— START OF SUPPLIED INFORMATION —

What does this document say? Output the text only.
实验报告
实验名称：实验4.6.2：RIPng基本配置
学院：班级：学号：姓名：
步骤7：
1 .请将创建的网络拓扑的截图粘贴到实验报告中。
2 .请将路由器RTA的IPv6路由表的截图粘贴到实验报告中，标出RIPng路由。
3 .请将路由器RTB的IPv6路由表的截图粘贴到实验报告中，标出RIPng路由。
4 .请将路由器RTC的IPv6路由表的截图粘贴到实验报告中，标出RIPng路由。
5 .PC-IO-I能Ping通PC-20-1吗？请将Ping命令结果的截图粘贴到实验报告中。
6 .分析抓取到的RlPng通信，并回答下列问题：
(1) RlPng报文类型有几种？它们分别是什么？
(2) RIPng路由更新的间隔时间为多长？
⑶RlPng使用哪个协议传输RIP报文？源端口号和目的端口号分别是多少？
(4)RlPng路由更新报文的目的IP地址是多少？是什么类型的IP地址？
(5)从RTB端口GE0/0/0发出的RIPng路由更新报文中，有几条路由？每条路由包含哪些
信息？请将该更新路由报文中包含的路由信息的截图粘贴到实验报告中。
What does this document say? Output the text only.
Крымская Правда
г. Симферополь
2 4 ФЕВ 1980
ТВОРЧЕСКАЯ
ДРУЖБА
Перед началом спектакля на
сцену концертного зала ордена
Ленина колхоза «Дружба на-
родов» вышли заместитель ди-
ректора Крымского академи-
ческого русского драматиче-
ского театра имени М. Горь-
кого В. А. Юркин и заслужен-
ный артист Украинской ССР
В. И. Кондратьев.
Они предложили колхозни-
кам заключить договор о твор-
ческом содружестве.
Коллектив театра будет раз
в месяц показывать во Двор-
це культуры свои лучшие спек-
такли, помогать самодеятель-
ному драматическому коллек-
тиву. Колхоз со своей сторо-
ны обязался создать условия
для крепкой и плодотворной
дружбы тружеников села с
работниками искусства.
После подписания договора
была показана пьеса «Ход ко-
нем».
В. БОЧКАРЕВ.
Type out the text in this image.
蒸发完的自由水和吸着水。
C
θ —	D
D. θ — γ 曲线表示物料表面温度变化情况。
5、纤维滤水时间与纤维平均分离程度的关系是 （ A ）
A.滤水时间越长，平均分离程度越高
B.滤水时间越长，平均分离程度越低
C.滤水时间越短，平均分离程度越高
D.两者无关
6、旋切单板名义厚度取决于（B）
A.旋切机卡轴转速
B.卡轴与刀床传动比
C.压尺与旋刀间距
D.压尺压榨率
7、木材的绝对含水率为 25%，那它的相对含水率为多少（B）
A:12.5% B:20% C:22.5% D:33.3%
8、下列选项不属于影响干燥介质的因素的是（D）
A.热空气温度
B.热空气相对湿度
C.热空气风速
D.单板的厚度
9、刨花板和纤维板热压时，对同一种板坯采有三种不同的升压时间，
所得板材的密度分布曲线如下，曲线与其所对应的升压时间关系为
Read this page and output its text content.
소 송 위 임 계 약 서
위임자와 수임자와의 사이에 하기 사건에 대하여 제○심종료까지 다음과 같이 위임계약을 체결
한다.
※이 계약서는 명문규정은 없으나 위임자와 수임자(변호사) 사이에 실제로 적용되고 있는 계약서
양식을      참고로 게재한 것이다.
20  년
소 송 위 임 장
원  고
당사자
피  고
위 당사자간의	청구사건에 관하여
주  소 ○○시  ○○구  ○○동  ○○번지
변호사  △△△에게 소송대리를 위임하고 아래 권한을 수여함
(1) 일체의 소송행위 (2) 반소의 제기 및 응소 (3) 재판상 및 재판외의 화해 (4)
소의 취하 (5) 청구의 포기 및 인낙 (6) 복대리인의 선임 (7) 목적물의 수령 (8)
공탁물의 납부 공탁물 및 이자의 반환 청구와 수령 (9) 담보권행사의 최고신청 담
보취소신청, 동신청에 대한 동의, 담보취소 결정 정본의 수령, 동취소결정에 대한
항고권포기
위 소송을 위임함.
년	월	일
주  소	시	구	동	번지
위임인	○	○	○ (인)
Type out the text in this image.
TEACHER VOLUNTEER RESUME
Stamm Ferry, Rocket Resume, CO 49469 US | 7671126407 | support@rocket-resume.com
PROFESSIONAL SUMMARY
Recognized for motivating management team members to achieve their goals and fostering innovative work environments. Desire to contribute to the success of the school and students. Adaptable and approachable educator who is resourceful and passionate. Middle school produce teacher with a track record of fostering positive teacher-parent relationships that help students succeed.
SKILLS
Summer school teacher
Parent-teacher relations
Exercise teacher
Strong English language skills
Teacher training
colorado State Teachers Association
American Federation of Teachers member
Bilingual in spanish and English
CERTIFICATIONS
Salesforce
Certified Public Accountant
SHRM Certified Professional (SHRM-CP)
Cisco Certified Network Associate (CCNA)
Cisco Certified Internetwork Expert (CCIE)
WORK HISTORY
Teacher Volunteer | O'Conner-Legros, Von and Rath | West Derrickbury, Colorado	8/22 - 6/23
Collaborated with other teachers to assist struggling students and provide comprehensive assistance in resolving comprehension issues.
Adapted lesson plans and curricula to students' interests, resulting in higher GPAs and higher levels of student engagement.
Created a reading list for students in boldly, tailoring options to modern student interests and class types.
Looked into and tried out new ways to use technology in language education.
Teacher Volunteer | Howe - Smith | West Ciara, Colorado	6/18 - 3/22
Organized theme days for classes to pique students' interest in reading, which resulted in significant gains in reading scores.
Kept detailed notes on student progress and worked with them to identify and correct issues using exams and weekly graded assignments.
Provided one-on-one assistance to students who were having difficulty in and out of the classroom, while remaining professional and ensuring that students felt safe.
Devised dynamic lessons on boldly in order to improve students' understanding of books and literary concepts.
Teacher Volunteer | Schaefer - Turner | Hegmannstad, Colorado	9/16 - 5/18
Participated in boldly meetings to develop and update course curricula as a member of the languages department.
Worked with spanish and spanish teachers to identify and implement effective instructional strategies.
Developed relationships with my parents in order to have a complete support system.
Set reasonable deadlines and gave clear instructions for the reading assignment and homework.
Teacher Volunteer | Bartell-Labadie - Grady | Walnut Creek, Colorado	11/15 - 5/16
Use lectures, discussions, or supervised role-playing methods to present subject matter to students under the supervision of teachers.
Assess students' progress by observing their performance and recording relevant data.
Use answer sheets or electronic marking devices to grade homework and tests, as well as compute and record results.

— END OF SUPPLIED INFORMATION —

WHAT THE TASK REQUIRES →
Transcribe every entry exactly.

OUTPUT OF THE EXERCISE →
What does this document say? Output the text only.
实验报告
实验名称：实验4.6.2：RIPng基本配置
学院：班级：学号：姓名：
步骤7：
1 .请将创建的网络拓扑的截图粘贴到实验报告中。
2 .请将路由器RTA的IPv6路由表的截图粘贴到实验报告中，标出RIPng路由。
3 .请将路由器RTB的IPv6路由表的截图粘贴到实验报告中，标出RIPng路由。
4 .请将路由器RTC的IPv6路由表的截图粘贴到实验报告中，标出RIPng路由。
5 .PC-IO-I能Ping通PC-20-1吗？请将Ping命令结果的截图粘贴到实验报告中。
6 .分析抓取到的RlPng通信，并回答下列问题：
(1) RlPng报文类型有几种？它们分别是什么？
(2) RIPng路由更新的间隔时间为多长？
⑶RlPng使用哪个协议传输RIP报文？源端口号和目的端口号分别是多少？
(4)RlPng路由更新报文的目的IP地址是多少？是什么类型的IP地址？
(5)从RTB端口GE0/0/0发出的RIPng路由更新报文中，有几条路由？每条路由包含哪些
信息？请将该更新路由报文中包含的路由信息的截图粘贴到实验报告中。
What does this document say? Output the text only.
Крымская Правда
г. Симферополь
2 4 ФЕВ 1980
ТВОРЧЕСКАЯ
ДРУЖБА
Перед началом спектакля на
сцену концертного зала ордена
Ленина колхоза «Дружба на-
родов» вышли заместитель ди-
ректора Крымского академи-
ческого русского драматиче-
ского театра имени М. Горь-
кого В. А. Юркин и заслужен-
ный артист Украинской ССР
В. И. Кондратьев.
Они предложили колхозни-
кам заключить договор о твор-
ческом содружестве.
Коллектив театра будет раз
в месяц показывать во Двор-
це культуры свои лучшие спек-
такли, помогать самодеятель-
ному драматическому коллек-
тиву. Колхоз со своей сторо-
ны обязался создать условия
для крепкой и плодотворной
дружбы тружеников села с
работниками искусства.
После подписания договора
была показана пьеса «Ход ко-
нем».
В. БОЧКАРЕВ.
Type out the text in this image.
蒸发完的自由水和吸着水。
C
θ —	D
D. θ — γ 曲线表示物料表面温度变化情况。
5、纤维滤水时间与纤维平均分离程度的关系是 （ A ）
A.滤水时间越长，平均分离程度越高
B.滤水时间越长，平均分离程度越低
C.滤水时间越短，平均分离程度越高
D.两者无关
6、旋切单板名义厚度取决于（B）
A.旋切机卡轴转速
B.卡轴与刀床传动比
C.压尺与旋刀间距
D.压尺压榨率
7、木材的绝对含水率为 25%，那它的相对含水率为多少（B）
A:12.5% B:20% C:22.5% D:33.3%
8、下列选项不属于影响干燥介质的因素的是（D）
A.热空气温度
B.热空气相对湿度
C.热空气风速
D.单板的厚度
9、刨花板和纤维板热压时，对同一种板坯采有三种不同的升压时间，
所得板材的密度分布曲线如下，曲线与其所对应的升压时间关系为
Read this page and output its text content.
소 송 위 임 계 약 서
위임자와 수임자와의 사이에 하기 사건에 대하여 제○심종료까지 다음과 같이 위임계약을 체결
한다.
※이 계약서는 명문규정은 없으나 위임자와 수임자(변호사) 사이에 실제로 적용되고 있는 계약서
양식을      참고로 게재한 것이다.
20  년
소 송 위 임 장
원  고
당사자
피  고
위 당사자간의	청구사건에 관하여
주  소 ○○시  ○○구  ○○동  ○○번지
변호사  △△△에게 소송대리를 위임하고 아래 권한을 수여함
(1) 일체의 소송행위 (2) 반소의 제기 및 응소 (3) 재판상 및 재판외의 화해 (4)
소의 취하 (5) 청구의 포기 및 인낙 (6) 복대리인의 선임 (7) 목적물의 수령 (8)
공탁물의 납부 공탁물 및 이자의 반환 청구와 수령 (9) 담보권행사의 최고신청 담
보취소신청, 동신청에 대한 동의, 담보취소 결정 정본의 수령, 동취소결정에 대한
항고권포기
위 소송을 위임함.
년	월	일
주  소	시	구	동	번지
위임인	○	○	○ (인)
Type out the text in this image.
TEACHER VOLUNTEER RESUME
Stamm Ferry, Rocket Resume, CO 49469 US | 7671126407 | support@rocket-resume.com
PROFESSIONAL SUMMARY
Recognized for motivating management team members to achieve their goals and fostering innovative work environments. Desire to contribute to the success of the school and students. Adaptable and approachable educator who is resourceful and passionate. Middle school produce teacher with a track record of fostering positive teacher-parent relationships that help students succeed.
SKILLS
Summer school teacher
Parent-teacher relations
Exercise teacher
Strong English language skills
Teacher training
colorado State Teachers Association
American Federation of Teachers member
Bilingual in spanish and English
CERTIFICATIONS
Salesforce
Certified Public Accountant
SHRM Certified Professional (SHRM-CP)
Cisco Certified Network Associate (CCNA)
Cisco Certified Internetwork Expert (CCIE)
WORK HISTORY
Teacher Volunteer | O'Conner-Legros, Von and Rath | West Derrickbury, Colorado	8/22 - 6/23
Collaborated with other teachers to assist struggling students and provide comprehensive assistance in resolving comprehension issues.
Adapted lesson plans and curricula to students' interests, resulting in higher GPAs and higher levels of student engagement.
Created a reading list for students in boldly, tailoring options to modern student interests and class types.
Looked into and tried out new ways to use technology in language education.
Teacher Volunteer | Howe - Smith | West Ciara, Colorado	6/18 - 3/22
Organized theme days for classes to pique students' interest in reading, which resulted in significant gains in reading scores.
Kept detailed notes on student progress and worked with them to identify and correct issues using exams and weekly graded assignments.
Provided one-on-one assistance to students who were having difficulty in and out of the classroom, while remaining professional and ensuring that students felt safe.
Devised dynamic lessons on boldly in order to improve students' understanding of books and literary concepts.
Teacher Volunteer | Schaefer - Turner | Hegmannstad, Colorado	9/16 - 5/18
Participated in boldly meetings to develop and update course curricula as a member of the languages department.
Worked with spanish and spanish teachers to identify and implement effective instructional strategies.
Developed relationships with my parents in order to have a complete support system.
Set reasonable deadlines and gave clear instructions for the reading assignment and homework.
Teacher Volunteer | Bartell-Labadie - Grady | Walnut Creek, Colorado	11/15 - 5/16
Use lectures, discussions, or supervised role-playing methods to present subject matter to students under the supervision of teachers.
Assess students' progress by observing their performance and recording relevant data.
Use answer sheets or electronic marking devices to grade homework and tests, as well as compute and record results.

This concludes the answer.